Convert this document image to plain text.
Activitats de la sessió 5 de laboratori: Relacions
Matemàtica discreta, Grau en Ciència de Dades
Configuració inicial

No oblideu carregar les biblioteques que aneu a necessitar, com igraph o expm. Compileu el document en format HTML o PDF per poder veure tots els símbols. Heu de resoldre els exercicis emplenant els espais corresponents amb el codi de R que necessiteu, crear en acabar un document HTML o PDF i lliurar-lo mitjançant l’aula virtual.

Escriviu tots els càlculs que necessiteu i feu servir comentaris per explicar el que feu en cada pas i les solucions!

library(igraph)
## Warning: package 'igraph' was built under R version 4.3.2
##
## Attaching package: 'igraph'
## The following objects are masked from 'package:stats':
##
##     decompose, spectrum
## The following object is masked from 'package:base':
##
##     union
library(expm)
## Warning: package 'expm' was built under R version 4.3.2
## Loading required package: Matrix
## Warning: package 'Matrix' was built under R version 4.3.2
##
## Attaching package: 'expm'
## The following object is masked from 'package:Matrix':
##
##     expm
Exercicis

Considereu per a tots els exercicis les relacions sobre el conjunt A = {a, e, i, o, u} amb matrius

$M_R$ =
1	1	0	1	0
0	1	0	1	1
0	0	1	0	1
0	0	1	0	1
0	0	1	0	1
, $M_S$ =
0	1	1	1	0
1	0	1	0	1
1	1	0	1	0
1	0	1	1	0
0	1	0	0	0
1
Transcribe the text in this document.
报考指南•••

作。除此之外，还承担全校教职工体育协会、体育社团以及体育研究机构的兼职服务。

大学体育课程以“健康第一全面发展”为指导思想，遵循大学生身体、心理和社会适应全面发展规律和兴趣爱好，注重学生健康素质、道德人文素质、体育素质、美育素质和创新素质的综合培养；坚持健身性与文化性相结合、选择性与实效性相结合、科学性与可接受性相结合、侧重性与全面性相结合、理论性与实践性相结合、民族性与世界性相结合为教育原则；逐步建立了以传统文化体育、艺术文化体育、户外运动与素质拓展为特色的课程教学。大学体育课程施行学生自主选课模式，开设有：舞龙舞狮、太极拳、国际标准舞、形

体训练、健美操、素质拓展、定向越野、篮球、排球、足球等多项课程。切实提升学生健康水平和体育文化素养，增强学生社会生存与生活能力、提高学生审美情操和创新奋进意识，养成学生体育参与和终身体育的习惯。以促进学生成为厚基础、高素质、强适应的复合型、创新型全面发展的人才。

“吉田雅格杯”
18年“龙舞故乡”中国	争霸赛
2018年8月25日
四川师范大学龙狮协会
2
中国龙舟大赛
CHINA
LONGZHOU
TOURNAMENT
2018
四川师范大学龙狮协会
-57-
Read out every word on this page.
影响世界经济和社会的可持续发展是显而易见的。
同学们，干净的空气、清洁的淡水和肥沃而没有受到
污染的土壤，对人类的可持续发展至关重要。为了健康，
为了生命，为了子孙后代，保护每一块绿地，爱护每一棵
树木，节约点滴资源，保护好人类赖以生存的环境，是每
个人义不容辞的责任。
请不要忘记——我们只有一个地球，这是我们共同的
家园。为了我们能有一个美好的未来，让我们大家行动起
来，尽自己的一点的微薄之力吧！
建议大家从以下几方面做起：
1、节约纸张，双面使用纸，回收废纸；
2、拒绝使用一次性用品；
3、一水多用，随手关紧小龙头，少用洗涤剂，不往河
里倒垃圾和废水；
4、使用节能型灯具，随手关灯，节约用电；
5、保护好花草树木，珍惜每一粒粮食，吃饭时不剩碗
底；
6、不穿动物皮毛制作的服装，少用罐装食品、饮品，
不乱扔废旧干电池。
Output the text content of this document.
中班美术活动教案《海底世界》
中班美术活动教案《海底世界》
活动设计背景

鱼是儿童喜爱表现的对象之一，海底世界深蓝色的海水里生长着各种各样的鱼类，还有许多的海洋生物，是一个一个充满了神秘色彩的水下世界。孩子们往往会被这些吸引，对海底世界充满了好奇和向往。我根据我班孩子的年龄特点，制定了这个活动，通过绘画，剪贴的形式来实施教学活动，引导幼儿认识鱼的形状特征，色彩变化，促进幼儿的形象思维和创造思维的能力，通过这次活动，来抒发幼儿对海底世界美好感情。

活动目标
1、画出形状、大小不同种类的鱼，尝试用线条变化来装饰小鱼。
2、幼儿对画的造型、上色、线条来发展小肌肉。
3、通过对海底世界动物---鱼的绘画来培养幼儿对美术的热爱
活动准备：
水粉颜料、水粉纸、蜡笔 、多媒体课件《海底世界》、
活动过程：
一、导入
◆ ◆ ◆ ◆
- INSTRUCTIONS FOR THE TASK -
Recopy the entries above in their entirety, exactly.

- RESPONSE BELOW -
Convert this document image to plain text.
Activitats de la sessió 5 de laboratori: Relacions
Matemàtica discreta, Grau en Ciència de Dades
Configuració inicial

No oblideu carregar les biblioteques que aneu a necessitar, com igraph o expm. Compileu el document en format HTML o PDF per poder veure tots els símbols. Heu de resoldre els exercicis emplenant els espais corresponents amb el codi de R que necessiteu, crear en acabar un document HTML o PDF i lliurar-lo mitjançant l’aula virtual.

Escriviu tots els càlculs que necessiteu i feu servir comentaris per explicar el que feu en cada pas i les solucions!

library(igraph)
## Warning: package 'igraph' was built under R version 4.3.2
##
## Attaching package: 'igraph'
## The following objects are masked from 'package:stats':
##
##     decompose, spectrum
## The following object is masked from 'package:base':
##
##     union
library(expm)
## Warning: package 'expm' was built under R version 4.3.2
## Loading required package: Matrix
## Warning: package 'Matrix' was built under R version 4.3.2
##
## Attaching package: 'expm'
## The following object is masked from 'package:Matrix':
##
##     expm
Exercicis

Considereu per a tots els exercicis les relacions sobre el conjunt A = {a, e, i, o, u} amb matrius

$M_R$ =
1	1	0	1	0
0	1	0	1	1
0	0	1	0	1
0	0	1	0	1
0	0	1	0	1
, $M_S$ =
0	1	1	1	0
1	0	1	0	1
1	1	0	1	0
1	0	1	1	0
0	1	0	0	0
1
Transcribe the text in this document.
报考指南•••

作。除此之外，还承担全校教职工体育协会、体育社团以及体育研究机构的兼职服务。

大学体育课程以“健康第一全面发展”为指导思想，遵循大学生身体、心理和社会适应全面发展规律和兴趣爱好，注重学生健康素质、道德人文素质、体育素质、美育素质和创新素质的综合培养；坚持健身性与文化性相结合、选择性与实效性相结合、科学性与可接受性相结合、侧重性与全面性相结合、理论性与实践性相结合、民族性与世界性相结合为教育原则；逐步建立了以传统文化体育、艺术文化体育、户外运动与素质拓展为特色的课程教学。大学体育课程施行学生自主选课模式，开设有：舞龙舞狮、太极拳、国际标准舞、形

体训练、健美操、素质拓展、定向越野、篮球、排球、足球等多项课程。切实提升学生健康水平和体育文化素养，增强学生社会生存与生活能力、提高学生审美情操和创新奋进意识，养成学生体育参与和终身体育的习惯。以促进学生成为厚基础、高素质、强适应的复合型、创新型全面发展的人才。

“吉田雅格杯”
18年“龙舞故乡”中国	争霸赛
2018年8月25日
四川师范大学龙狮协会
2
中国龙舟大赛
CHINA
LONGZHOU
TOURNAMENT
2018
四川师范大学龙狮协会
-57-
Read out every word on this page.
影响世界经济和社会的可持续发展是显而易见的。
同学们，干净的空气、清洁的淡水和肥沃而没有受到
污染的土壤，对人类的可持续发展至关重要。为了健康，
为了生命，为了子孙后代，保护每一块绿地，爱护每一棵
树木，节约点滴资源，保护好人类赖以生存的环境，是每
个人义不容辞的责任。
请不要忘记——我们只有一个地球，这是我们共同的
家园。为了我们能有一个美好的未来，让我们大家行动起
来，尽自己的一点的微薄之力吧！
建议大家从以下几方面做起：
1、节约纸张，双面使用纸，回收废纸；
2、拒绝使用一次性用品；
3、一水多用，随手关紧小龙头，少用洗涤剂，不往河
里倒垃圾和废水；
4、使用节能型灯具，随手关灯，节约用电；
5、保护好花草树木，珍惜每一粒粮食，吃饭时不剩碗
底；
6、不穿动物皮毛制作的服装，少用罐装食品、饮品，
不乱扔废旧干电池。
Output the text content of this document.
中班美术活动教案《海底世界》
中班美术活动教案《海底世界》
活动设计背景

鱼是儿童喜爱表现的对象之一，海底世界深蓝色的海水里生长着各种各样的鱼类，还有许多的海洋生物，是一个一个充满了神秘色彩的水下世界。孩子们往往会被这些吸引，对海底世界充满了好奇和向往。我根据我班孩子的年龄特点，制定了这个活动，通过绘画，剪贴的形式来实施教学活动，引导幼儿认识鱼的形状特征，色彩变化，促进幼儿的形象思维和创造思维的能力，通过这次活动，来抒发幼儿对海底世界美好感情。

活动目标
1、画出形状、大小不同种类的鱼，尝试用线条变化来装饰小鱼。
2、幼儿对画的造型、上色、线条来发展小肌肉。
3、通过对海底世界动物---鱼的绘画来培养幼儿对美术的热爱
活动准备：
水粉颜料、水粉纸、蜡笔 、多媒体课件《海底世界》、
活动过程：
一、导入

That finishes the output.